## Aim
Make an exact copy of the records, with the images left out.

## Data extract

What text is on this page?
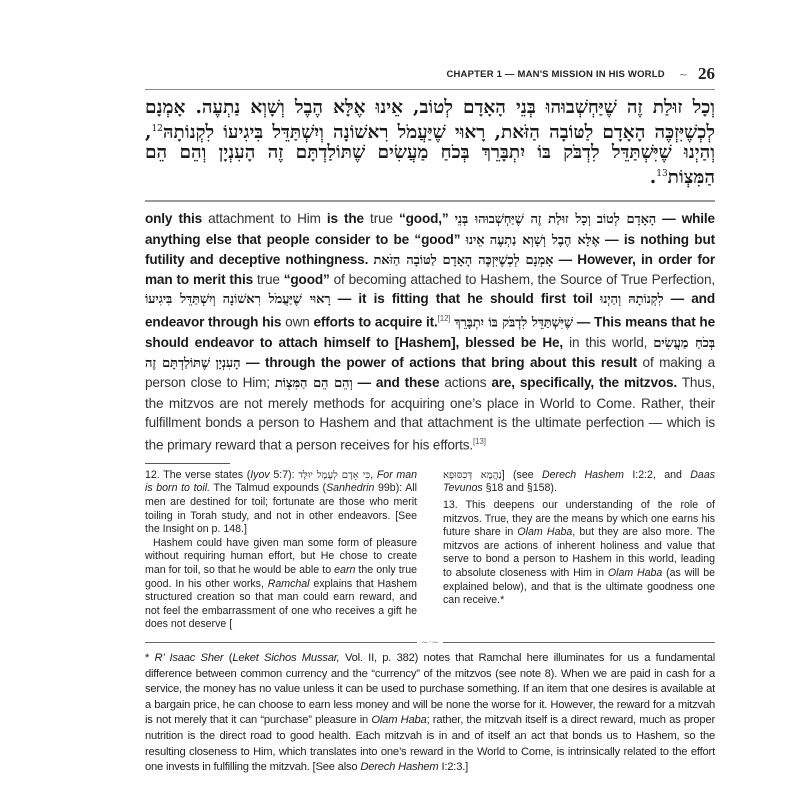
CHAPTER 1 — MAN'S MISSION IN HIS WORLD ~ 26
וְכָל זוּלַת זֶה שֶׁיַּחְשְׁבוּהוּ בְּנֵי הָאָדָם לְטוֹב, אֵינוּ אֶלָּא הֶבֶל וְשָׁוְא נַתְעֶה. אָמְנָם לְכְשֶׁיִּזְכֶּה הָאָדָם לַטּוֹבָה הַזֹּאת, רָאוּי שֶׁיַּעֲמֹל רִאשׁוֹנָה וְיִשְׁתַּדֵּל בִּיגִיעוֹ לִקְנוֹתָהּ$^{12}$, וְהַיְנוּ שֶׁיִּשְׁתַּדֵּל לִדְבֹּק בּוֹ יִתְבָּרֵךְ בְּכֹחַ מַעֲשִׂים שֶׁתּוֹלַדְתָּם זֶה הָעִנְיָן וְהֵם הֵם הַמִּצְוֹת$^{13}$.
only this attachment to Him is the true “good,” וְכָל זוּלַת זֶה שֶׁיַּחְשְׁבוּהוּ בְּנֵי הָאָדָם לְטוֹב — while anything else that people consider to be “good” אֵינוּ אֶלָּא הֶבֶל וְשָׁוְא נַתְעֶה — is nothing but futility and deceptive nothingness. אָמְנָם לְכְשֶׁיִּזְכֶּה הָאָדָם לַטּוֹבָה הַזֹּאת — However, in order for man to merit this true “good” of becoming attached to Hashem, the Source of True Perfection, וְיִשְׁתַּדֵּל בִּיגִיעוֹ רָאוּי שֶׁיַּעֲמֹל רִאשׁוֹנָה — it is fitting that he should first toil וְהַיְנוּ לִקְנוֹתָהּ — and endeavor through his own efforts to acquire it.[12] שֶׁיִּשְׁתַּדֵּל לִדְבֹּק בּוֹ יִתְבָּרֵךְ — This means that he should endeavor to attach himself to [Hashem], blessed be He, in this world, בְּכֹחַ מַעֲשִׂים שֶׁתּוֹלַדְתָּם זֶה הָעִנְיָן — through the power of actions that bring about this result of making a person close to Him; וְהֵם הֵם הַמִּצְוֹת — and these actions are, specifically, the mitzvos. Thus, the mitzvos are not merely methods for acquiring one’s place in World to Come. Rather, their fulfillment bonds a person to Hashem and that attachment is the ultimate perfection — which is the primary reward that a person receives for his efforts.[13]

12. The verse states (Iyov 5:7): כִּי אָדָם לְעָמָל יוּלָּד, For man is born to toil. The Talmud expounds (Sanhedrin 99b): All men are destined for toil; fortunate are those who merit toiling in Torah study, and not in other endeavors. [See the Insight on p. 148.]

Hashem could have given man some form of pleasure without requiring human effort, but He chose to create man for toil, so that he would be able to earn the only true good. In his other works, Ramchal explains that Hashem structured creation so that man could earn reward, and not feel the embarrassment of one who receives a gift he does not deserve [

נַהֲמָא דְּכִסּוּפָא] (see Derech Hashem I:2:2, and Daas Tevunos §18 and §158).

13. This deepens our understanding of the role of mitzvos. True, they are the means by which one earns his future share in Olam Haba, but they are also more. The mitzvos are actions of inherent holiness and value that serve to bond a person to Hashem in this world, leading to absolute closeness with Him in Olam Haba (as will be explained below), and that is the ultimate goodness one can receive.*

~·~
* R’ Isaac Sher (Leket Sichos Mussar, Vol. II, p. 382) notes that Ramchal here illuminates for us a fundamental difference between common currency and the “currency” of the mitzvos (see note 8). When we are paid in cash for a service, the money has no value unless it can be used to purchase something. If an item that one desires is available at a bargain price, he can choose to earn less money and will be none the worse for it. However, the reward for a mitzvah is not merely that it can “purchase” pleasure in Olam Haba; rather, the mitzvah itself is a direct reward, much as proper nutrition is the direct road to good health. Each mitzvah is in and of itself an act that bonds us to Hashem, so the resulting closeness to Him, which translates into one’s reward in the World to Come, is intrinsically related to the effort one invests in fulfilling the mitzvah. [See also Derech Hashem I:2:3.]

## Correct result
What text is on this page?
CHAPTER 1 — MAN'S MISSION IN HIS WORLD ~ 26
וְכָל זוּלַת זֶה שֶׁיַּחְשְׁבוּהוּ בְּנֵי הָאָדָם לְטוֹב, אֵינוּ אֶלָּא הֶבֶל וְשָׁוְא נַתְעֶה. אָמְנָם לְכְשֶׁיִּזְכֶּה הָאָדָם לַטּוֹבָה הַזֹּאת, רָאוּי שֶׁיַּעֲמֹל רִאשׁוֹנָה וְיִשְׁתַּדֵּל בִּיגִיעוֹ לִקְנוֹתָהּ$^{12}$, וְהַיְנוּ שֶׁיִּשְׁתַּדֵּל לִדְבֹּק בּוֹ יִתְבָּרֵךְ בְּכֹחַ מַעֲשִׂים שֶׁתּוֹלַדְתָּם זֶה הָעִנְיָן וְהֵם הֵם הַמִּצְוֹת$^{13}$.
only this attachment to Him is the true “good,” וְכָל זוּלַת זֶה שֶׁיַּחְשְׁבוּהוּ בְּנֵי הָאָדָם לְטוֹב — while anything else that people consider to be “good” אֵינוּ אֶלָּא הֶבֶל וְשָׁוְא נַתְעֶה — is nothing but futility and deceptive nothingness. אָמְנָם לְכְשֶׁיִּזְכֶּה הָאָדָם לַטּוֹבָה הַזֹּאת — However, in order for man to merit this true “good” of becoming attached to Hashem, the Source of True Perfection, וְיִשְׁתַּדֵּל בִּיגִיעוֹ רָאוּי שֶׁיַּעֲמֹל רִאשׁוֹנָה — it is fitting that he should first toil וְהַיְנוּ לִקְנוֹתָהּ — and endeavor through his own efforts to acquire it.[12] שֶׁיִּשְׁתַּדֵּל לִדְבֹּק בּוֹ יִתְבָּרֵךְ — This means that he should endeavor to attach himself to [Hashem], blessed be He, in this world, בְּכֹחַ מַעֲשִׂים שֶׁתּוֹלַדְתָּם זֶה הָעִנְיָן — through the power of actions that bring about this result of making a person close to Him; וְהֵם הֵם הַמִּצְוֹת — and these actions are, specifically, the mitzvos. Thus, the mitzvos are not merely methods for acquiring one’s place in World to Come. Rather, their fulfillment bonds a person to Hashem and that attachment is the ultimate perfection — which is the primary reward that a person receives for his efforts.[13]

12. The verse states (Iyov 5:7): כִּי אָדָם לְעָמָל יוּלָּד, For man is born to toil. The Talmud expounds (Sanhedrin 99b): All men are destined for toil; fortunate are those who merit toiling in Torah study, and not in other endeavors. [See the Insight on p. 148.]

Hashem could have given man some form of pleasure without requiring human effort, but He chose to create man for toil, so that he would be able to earn the only true good. In his other works, Ramchal explains that Hashem structured creation so that man could earn reward, and not feel the embarrassment of one who receives a gift he does not deserve [

נַהֲמָא דְּכִסּוּפָא] (see Derech Hashem I:2:2, and Daas Tevunos §18 and §158).

13. This deepens our understanding of the role of mitzvos. True, they are the means by which one earns his future share in Olam Haba, but they are also more. The mitzvos are actions of inherent holiness and value that serve to bond a person to Hashem in this world, leading to absolute closeness with Him in Olam Haba (as will be explained below), and that is the ultimate goodness one can receive.*

~·~
* R’ Isaac Sher (Leket Sichos Mussar, Vol. II, p. 382) notes that Ramchal here illuminates for us a fundamental difference between common currency and the “currency” of the mitzvos (see note 8). When we are paid in cash for a service, the money has no value unless it can be used to purchase something. If an item that one desires is available at a bargain price, he can choose to earn less money and will be none the worse for it. However, the reward for a mitzvah is not merely that it can “purchase” pleasure in Olam Haba; rather, the mitzvah itself is a direct reward, much as proper nutrition is the direct road to good health. Each mitzvah is in and of itself an act that bonds us to Hashem, so the resulting closeness to Him, which translates into one’s reward in the World to Come, is intrinsically related to the effort one invests in fulfilling the mitzvah. [See also Derech Hashem I:2:3.]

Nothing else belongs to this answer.